### GIVEN TASK
Pick out each line with the word "Root" from the material that follows.

Entries from a dataset:
-------------------------
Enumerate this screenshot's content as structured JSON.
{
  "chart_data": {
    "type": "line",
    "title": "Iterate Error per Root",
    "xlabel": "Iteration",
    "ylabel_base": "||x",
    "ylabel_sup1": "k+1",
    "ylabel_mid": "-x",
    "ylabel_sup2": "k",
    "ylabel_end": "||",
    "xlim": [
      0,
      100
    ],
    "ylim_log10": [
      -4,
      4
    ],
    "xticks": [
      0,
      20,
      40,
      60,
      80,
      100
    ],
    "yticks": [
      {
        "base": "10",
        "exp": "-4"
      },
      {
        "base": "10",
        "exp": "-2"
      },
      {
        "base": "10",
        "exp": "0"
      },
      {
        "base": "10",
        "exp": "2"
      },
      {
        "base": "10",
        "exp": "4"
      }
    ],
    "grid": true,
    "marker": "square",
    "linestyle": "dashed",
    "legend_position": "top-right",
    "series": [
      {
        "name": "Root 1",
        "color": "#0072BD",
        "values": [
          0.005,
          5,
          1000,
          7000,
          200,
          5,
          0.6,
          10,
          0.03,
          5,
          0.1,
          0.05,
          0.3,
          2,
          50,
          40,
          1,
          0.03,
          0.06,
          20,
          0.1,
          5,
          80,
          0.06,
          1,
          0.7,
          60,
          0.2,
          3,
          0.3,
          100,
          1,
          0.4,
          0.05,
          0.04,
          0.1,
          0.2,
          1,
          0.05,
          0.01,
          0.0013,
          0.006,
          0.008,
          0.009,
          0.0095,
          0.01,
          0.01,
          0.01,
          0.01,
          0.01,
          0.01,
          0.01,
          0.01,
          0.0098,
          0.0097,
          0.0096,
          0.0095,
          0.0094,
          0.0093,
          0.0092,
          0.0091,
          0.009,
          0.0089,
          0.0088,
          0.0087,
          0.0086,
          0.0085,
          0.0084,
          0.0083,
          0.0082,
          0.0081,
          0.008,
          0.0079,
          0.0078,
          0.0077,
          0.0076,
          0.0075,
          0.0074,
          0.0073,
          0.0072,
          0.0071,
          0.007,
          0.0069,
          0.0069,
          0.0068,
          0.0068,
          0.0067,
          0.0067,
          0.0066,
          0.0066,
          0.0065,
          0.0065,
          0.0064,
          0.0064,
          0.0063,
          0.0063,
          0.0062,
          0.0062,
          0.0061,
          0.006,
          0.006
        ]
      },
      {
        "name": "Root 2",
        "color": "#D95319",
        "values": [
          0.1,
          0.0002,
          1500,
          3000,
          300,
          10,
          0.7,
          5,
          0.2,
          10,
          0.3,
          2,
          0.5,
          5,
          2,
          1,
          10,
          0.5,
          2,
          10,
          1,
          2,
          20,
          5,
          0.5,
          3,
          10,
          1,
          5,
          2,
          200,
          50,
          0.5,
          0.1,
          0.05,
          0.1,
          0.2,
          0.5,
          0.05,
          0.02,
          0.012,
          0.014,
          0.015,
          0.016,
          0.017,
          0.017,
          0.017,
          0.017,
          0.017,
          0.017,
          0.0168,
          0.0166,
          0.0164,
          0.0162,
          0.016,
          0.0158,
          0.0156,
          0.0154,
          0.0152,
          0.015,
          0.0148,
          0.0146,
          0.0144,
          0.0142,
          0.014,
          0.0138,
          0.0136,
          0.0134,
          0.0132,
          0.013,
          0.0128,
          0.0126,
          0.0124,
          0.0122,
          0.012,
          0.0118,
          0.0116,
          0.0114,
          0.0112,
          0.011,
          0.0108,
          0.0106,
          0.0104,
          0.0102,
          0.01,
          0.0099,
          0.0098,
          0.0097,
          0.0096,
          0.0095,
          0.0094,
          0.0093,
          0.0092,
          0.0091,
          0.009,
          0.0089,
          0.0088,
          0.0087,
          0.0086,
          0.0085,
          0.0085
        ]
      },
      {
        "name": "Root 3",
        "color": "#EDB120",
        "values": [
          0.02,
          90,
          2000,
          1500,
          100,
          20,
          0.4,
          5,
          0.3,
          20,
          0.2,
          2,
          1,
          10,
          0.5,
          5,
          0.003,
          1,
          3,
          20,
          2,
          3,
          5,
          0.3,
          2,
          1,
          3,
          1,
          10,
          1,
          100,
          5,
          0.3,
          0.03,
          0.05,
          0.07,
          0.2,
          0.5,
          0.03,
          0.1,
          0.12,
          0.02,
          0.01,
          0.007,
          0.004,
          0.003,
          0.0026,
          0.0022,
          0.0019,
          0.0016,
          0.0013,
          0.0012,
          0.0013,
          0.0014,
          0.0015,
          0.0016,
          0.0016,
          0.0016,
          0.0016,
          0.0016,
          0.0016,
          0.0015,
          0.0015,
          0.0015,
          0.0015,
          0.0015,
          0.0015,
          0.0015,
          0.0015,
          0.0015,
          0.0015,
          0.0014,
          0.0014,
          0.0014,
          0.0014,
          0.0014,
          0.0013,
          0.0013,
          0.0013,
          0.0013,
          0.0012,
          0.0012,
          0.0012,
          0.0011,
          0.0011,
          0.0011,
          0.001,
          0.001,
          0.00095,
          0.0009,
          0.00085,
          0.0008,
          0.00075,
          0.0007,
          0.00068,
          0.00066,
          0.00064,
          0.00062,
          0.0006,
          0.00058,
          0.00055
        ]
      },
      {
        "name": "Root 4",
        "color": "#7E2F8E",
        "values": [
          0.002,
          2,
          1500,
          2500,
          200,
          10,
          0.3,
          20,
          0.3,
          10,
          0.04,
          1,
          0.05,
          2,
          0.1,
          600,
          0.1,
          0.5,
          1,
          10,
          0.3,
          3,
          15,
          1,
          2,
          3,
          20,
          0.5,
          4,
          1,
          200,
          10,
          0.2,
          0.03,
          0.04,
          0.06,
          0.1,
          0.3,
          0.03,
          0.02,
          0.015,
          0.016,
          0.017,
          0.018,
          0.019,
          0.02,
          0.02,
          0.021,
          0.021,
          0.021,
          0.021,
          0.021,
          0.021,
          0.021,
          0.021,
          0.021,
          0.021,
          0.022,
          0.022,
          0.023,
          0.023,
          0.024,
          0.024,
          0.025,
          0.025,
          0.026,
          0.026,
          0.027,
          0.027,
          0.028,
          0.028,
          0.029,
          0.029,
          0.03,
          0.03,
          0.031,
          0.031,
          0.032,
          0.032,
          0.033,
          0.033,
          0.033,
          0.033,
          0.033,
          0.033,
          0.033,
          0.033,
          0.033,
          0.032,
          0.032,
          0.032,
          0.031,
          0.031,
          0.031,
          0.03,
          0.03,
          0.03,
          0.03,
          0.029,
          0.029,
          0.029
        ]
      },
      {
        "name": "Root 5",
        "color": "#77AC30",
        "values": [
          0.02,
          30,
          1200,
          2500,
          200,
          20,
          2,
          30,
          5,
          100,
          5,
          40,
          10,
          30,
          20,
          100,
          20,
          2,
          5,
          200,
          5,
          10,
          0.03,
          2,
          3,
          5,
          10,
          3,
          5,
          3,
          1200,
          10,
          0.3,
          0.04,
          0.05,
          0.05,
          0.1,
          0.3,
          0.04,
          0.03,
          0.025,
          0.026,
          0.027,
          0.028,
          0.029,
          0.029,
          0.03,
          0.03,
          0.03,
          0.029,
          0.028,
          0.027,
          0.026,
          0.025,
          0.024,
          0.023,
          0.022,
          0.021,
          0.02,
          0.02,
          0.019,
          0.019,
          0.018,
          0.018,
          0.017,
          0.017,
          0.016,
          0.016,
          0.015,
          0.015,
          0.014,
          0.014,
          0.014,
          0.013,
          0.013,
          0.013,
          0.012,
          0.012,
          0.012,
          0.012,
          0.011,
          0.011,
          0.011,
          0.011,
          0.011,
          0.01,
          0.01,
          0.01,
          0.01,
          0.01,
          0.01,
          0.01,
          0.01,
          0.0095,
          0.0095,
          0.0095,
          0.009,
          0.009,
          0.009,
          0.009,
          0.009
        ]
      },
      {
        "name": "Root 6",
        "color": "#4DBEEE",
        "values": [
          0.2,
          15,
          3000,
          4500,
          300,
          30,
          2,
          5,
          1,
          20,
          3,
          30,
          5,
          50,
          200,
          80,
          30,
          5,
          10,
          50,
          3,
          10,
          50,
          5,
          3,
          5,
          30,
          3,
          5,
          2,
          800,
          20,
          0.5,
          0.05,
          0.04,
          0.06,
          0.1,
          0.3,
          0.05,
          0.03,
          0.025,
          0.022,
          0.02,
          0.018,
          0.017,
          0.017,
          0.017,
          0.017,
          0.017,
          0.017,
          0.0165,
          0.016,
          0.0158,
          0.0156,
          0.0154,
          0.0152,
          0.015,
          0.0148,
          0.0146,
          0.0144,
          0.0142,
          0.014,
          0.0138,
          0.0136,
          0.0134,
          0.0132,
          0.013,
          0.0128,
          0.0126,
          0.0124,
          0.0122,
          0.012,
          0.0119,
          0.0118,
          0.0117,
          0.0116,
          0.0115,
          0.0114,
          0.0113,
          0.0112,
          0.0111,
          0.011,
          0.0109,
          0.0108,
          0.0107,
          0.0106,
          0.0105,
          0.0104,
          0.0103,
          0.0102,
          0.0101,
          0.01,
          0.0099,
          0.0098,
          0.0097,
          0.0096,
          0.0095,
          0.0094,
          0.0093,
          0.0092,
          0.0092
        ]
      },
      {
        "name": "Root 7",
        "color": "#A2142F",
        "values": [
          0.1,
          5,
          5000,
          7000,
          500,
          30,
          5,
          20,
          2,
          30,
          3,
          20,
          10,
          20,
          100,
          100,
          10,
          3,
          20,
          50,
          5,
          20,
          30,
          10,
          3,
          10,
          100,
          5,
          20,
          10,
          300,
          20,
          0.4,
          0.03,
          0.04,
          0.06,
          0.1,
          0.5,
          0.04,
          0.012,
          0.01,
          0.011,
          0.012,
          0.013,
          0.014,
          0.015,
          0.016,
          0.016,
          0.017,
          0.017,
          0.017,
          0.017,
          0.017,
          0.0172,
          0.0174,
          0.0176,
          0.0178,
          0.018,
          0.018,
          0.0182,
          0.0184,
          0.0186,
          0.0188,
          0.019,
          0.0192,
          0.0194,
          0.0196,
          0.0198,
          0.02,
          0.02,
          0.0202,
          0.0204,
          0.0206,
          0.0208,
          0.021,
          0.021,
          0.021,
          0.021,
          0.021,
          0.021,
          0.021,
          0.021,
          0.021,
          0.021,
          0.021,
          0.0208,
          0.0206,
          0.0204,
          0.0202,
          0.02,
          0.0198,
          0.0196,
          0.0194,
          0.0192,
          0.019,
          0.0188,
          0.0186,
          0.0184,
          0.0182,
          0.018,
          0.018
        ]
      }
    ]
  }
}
-------------------------
### THE REPLY
    "title": "Iterate Error per Root",
        "name": "Root 1",
        "name": "Root 2",
        "name": "Root 3",
        "name": "Root 4",
        "name": "Root 5",
        "name": "Root 6",
        "name": "Root 7",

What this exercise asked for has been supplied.